(begin)

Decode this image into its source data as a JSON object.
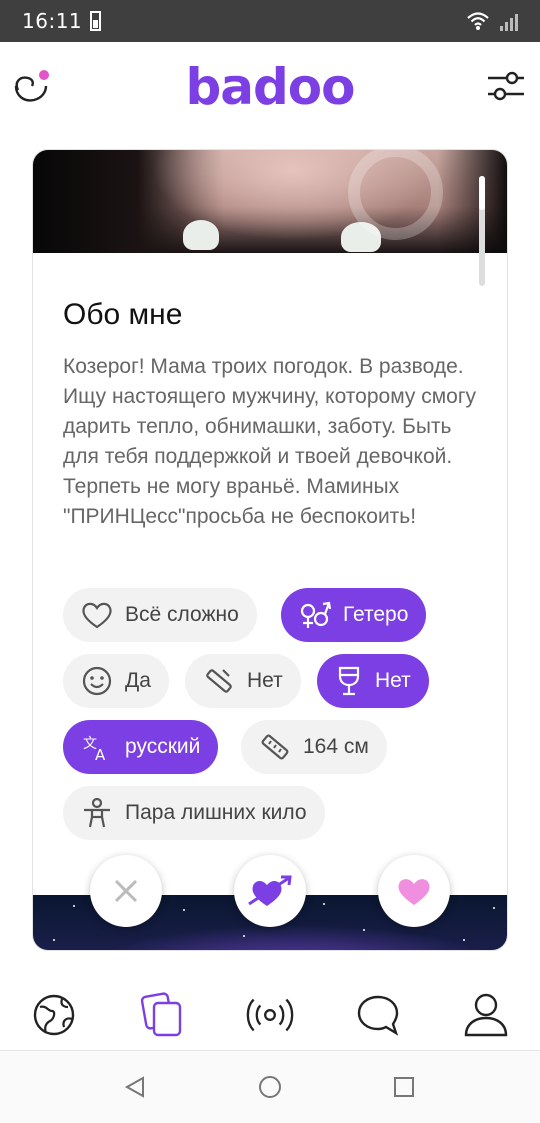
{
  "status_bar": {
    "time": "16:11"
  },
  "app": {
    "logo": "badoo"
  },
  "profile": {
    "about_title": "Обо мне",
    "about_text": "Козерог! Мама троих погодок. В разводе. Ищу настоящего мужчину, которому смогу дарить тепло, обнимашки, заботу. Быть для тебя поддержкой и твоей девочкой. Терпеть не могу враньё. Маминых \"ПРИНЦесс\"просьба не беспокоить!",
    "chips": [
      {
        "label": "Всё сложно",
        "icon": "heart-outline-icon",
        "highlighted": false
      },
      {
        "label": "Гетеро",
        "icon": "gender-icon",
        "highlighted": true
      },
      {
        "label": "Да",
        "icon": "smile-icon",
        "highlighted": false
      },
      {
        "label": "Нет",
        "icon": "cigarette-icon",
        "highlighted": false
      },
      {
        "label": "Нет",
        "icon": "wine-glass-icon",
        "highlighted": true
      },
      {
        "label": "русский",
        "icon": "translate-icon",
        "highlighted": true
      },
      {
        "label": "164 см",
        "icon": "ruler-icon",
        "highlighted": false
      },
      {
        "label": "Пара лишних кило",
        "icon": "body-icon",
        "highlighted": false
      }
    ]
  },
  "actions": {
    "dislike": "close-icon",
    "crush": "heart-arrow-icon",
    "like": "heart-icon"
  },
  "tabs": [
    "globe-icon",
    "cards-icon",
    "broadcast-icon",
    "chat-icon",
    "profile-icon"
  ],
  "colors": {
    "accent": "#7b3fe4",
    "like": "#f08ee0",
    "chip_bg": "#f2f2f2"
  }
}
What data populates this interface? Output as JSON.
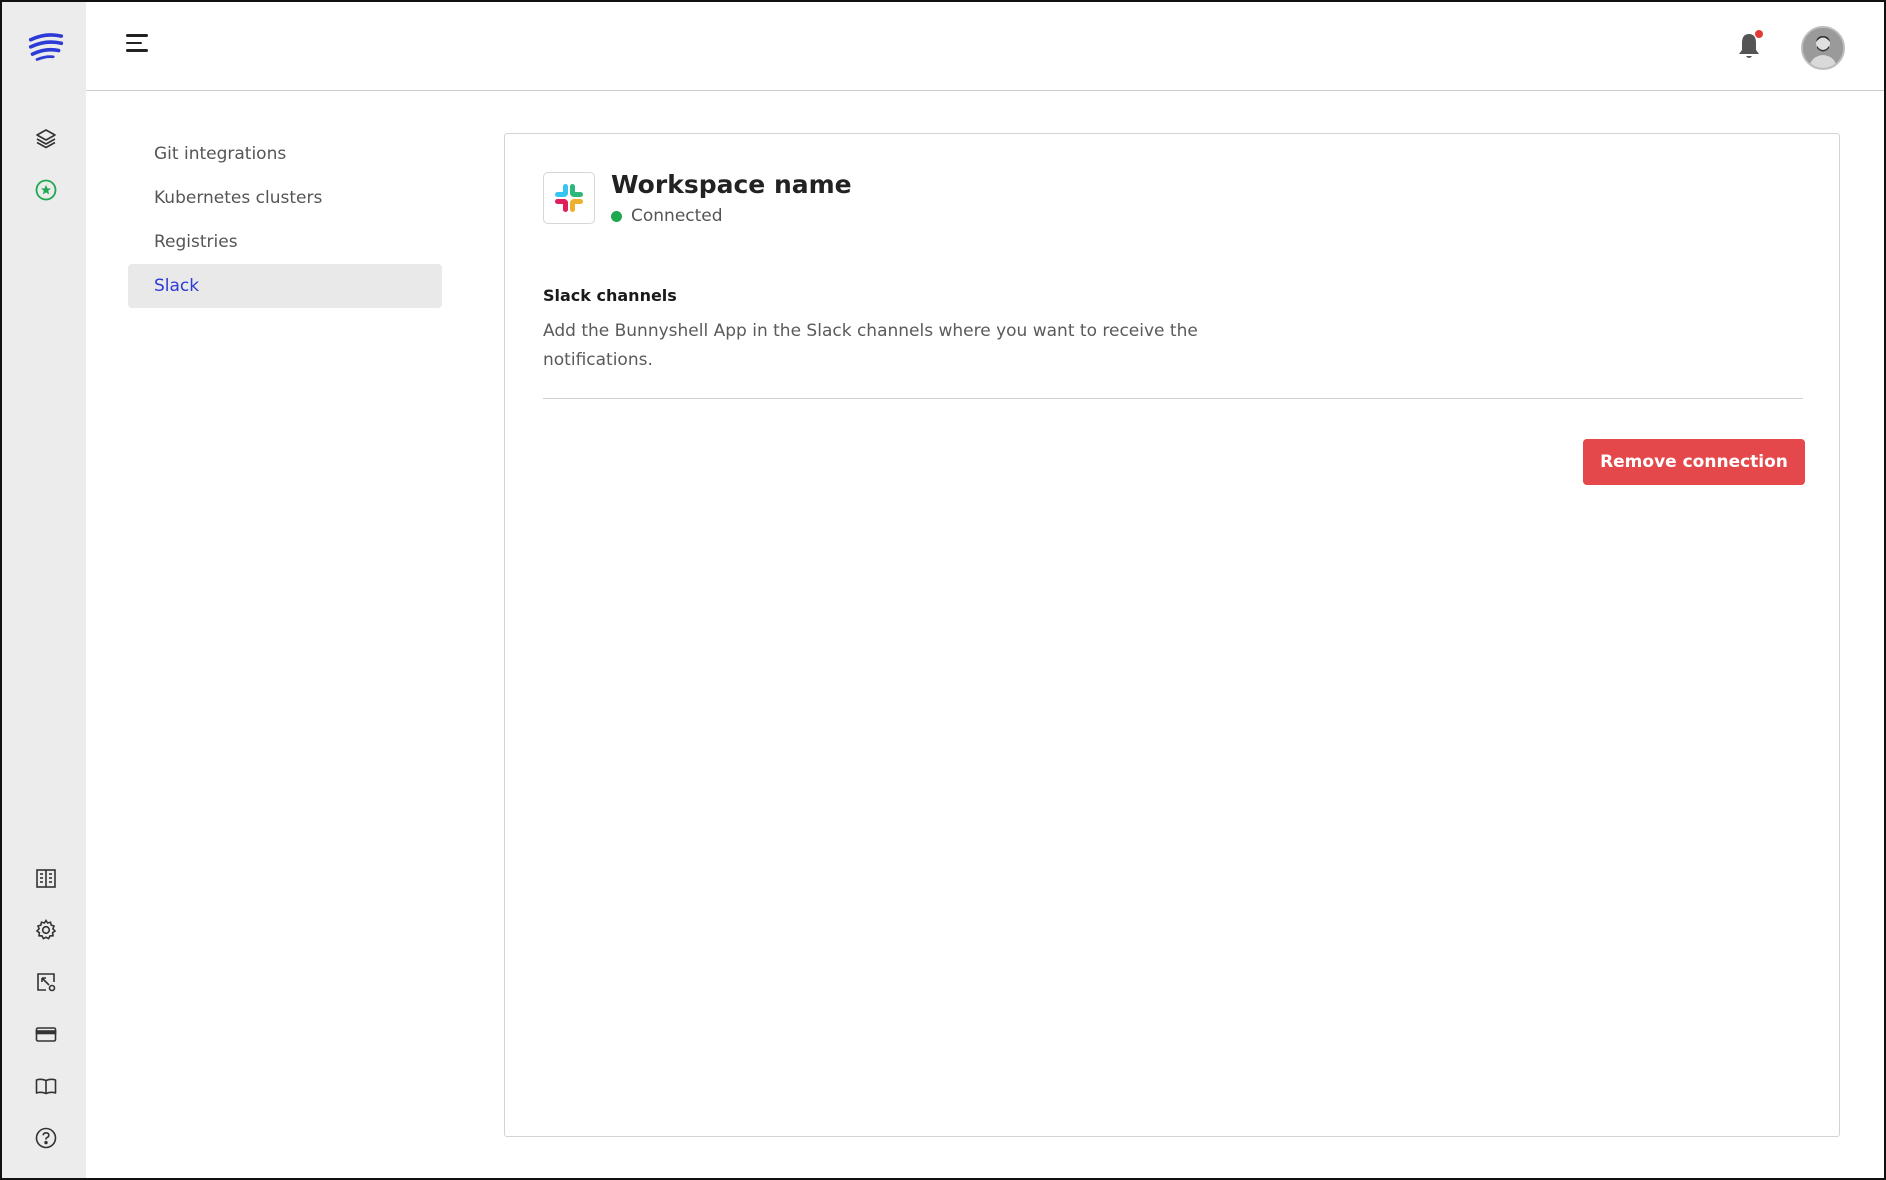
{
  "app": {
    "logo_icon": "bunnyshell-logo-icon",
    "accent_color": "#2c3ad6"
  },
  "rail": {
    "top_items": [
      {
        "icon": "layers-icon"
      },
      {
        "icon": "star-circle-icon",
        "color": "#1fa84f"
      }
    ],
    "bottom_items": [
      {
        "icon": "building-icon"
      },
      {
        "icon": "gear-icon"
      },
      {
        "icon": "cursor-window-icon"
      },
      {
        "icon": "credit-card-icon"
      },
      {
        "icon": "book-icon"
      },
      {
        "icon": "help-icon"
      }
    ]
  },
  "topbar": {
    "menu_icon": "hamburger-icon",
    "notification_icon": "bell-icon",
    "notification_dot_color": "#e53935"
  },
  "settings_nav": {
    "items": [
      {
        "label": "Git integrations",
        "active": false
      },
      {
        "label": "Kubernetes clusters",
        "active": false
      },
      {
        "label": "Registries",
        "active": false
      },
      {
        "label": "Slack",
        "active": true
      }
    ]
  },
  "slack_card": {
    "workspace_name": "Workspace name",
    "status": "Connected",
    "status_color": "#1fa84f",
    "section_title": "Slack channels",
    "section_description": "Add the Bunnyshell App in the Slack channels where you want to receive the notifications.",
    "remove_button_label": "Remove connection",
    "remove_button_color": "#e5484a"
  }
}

(end)
(begin)

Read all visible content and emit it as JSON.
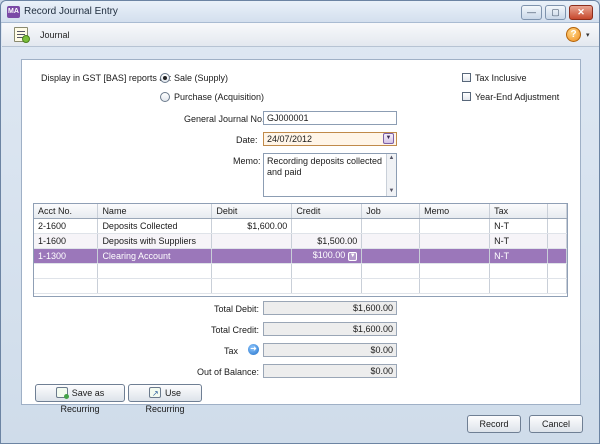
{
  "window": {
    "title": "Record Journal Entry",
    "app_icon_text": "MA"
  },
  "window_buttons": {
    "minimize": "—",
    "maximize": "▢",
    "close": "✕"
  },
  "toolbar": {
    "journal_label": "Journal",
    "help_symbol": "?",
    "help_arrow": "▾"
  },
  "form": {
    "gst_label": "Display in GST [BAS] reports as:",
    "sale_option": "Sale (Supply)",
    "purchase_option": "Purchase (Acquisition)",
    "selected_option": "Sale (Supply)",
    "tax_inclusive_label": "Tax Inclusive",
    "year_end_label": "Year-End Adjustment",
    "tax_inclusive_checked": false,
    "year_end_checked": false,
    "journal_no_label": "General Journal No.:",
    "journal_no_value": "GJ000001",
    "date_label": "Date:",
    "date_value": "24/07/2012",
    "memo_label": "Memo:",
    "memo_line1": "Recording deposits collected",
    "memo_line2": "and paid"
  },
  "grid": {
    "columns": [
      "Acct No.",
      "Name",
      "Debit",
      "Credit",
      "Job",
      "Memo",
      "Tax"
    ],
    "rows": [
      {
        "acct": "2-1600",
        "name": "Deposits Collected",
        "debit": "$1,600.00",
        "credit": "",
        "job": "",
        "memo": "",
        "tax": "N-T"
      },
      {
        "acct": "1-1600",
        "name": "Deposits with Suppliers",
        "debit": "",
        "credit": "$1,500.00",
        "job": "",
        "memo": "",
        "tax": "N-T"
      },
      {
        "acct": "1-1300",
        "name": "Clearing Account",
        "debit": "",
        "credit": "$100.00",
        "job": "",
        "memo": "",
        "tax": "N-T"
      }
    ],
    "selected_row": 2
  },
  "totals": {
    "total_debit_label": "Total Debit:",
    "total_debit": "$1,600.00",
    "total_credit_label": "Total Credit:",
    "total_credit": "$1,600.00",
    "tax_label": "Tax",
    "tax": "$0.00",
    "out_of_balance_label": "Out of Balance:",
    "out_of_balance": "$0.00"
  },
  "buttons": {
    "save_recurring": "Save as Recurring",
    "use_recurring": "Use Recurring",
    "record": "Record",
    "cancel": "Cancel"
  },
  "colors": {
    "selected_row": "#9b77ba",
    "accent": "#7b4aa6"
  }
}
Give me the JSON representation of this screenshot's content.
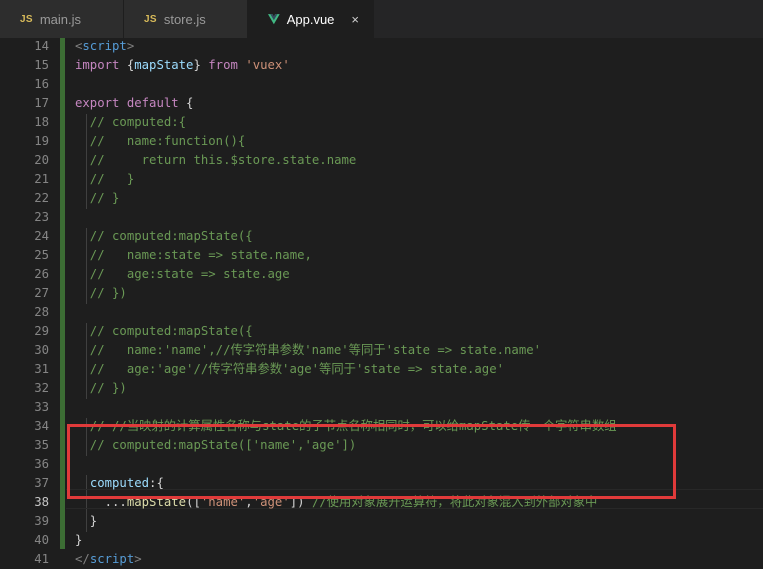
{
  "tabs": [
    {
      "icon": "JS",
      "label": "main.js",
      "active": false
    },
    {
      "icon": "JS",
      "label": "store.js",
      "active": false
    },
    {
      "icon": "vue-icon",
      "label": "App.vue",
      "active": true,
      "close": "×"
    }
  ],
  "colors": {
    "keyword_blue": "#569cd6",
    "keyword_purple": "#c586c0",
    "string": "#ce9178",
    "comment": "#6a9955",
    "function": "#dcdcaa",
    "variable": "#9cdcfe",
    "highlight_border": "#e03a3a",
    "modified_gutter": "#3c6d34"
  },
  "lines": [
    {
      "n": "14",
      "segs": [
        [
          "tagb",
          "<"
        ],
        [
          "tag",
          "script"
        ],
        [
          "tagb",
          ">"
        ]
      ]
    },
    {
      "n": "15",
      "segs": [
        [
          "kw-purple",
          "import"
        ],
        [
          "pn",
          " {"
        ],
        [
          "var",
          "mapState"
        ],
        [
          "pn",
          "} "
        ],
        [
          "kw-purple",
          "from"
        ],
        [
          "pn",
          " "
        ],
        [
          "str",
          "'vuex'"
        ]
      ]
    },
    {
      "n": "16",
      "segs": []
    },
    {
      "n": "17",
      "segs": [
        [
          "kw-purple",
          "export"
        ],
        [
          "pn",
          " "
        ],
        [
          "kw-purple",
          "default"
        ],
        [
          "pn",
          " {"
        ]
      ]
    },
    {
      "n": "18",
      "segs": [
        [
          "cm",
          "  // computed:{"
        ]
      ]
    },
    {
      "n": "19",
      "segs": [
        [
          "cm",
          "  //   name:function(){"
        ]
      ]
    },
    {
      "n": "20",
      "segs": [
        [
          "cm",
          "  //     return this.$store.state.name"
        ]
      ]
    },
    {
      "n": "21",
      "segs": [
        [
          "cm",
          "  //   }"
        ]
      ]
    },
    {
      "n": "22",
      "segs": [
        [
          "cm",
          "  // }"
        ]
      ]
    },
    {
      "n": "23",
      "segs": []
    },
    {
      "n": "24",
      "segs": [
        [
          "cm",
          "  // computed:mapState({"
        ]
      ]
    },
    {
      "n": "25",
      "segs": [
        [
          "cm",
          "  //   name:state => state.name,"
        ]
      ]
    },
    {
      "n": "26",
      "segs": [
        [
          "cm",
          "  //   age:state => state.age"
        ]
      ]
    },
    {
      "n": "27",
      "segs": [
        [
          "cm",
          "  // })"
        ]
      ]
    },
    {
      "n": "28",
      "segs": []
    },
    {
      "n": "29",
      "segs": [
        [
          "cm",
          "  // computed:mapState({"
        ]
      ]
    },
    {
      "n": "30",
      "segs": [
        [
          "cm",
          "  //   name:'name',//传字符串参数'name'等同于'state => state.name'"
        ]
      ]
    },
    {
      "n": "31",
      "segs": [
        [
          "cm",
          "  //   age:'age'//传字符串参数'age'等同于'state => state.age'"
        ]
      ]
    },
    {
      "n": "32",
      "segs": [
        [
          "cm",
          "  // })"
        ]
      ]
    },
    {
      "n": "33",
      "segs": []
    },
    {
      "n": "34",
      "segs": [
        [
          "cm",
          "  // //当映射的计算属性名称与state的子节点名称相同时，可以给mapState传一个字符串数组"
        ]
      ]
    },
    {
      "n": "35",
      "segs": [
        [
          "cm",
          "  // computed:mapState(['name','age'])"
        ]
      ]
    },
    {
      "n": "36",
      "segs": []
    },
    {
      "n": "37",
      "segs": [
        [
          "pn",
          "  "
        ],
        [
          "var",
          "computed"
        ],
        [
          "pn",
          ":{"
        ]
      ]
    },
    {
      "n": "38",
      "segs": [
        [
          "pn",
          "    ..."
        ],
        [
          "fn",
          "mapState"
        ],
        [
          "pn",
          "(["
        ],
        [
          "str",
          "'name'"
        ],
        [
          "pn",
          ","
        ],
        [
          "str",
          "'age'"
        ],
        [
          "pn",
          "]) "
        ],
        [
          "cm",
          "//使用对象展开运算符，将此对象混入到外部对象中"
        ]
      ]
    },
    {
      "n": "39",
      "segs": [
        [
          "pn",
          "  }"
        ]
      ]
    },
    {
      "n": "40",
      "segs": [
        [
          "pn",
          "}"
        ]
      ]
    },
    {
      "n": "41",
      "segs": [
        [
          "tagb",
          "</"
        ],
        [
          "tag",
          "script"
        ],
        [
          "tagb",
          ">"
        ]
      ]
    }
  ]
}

(end)
(begin)

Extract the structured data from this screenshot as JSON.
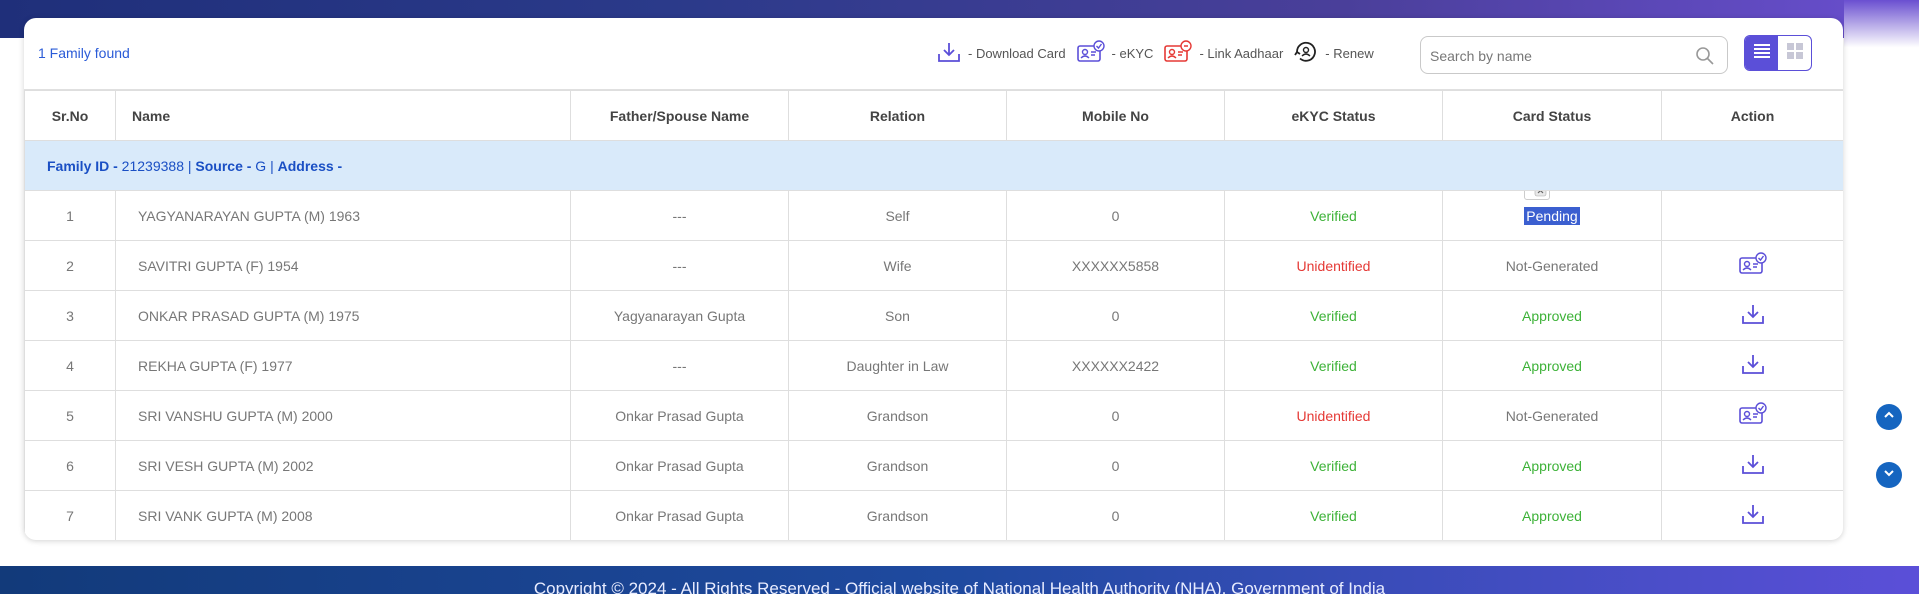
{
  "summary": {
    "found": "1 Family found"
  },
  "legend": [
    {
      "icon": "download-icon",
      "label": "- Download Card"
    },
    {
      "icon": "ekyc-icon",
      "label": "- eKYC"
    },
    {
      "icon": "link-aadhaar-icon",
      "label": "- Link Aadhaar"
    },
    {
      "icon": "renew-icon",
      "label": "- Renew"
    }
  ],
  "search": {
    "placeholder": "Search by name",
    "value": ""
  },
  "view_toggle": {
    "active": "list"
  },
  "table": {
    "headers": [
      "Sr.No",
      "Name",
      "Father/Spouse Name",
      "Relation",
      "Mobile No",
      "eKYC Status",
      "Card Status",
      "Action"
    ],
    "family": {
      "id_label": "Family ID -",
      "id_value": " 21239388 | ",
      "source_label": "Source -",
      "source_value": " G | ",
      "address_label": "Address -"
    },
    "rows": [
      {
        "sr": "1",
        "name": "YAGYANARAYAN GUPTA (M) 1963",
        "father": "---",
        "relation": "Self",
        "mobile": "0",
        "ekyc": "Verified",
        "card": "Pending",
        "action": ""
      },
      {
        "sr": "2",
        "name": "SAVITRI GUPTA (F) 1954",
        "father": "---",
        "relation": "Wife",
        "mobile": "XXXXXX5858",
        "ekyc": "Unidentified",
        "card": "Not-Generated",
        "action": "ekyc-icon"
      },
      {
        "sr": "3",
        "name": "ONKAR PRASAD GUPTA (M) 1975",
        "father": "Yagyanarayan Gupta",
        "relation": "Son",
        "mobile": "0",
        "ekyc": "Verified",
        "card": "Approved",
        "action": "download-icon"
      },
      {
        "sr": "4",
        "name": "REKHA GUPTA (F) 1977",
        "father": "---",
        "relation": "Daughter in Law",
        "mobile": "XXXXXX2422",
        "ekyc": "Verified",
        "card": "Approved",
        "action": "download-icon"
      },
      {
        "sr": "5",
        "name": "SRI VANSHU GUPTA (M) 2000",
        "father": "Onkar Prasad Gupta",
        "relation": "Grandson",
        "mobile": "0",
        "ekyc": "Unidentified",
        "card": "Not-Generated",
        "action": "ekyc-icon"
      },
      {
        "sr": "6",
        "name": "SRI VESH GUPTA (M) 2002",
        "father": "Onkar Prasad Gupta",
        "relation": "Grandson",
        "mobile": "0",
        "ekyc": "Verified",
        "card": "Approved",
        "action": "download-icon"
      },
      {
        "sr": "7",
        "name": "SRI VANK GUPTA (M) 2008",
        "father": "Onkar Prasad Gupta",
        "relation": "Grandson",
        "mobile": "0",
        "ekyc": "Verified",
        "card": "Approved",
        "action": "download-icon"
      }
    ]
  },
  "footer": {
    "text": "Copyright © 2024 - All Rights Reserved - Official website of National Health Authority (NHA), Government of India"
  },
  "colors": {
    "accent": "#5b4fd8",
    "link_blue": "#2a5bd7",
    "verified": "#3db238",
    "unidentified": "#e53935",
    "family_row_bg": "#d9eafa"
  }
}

(end)

▶ **Task to carry out**
Copy all lines from the material that include "data".

▶ **Correct output**
Decode this image into its source data as a JSON object.
What data populates this interface? Output as JSON.
Extract the structured data from this screenshot as JSON.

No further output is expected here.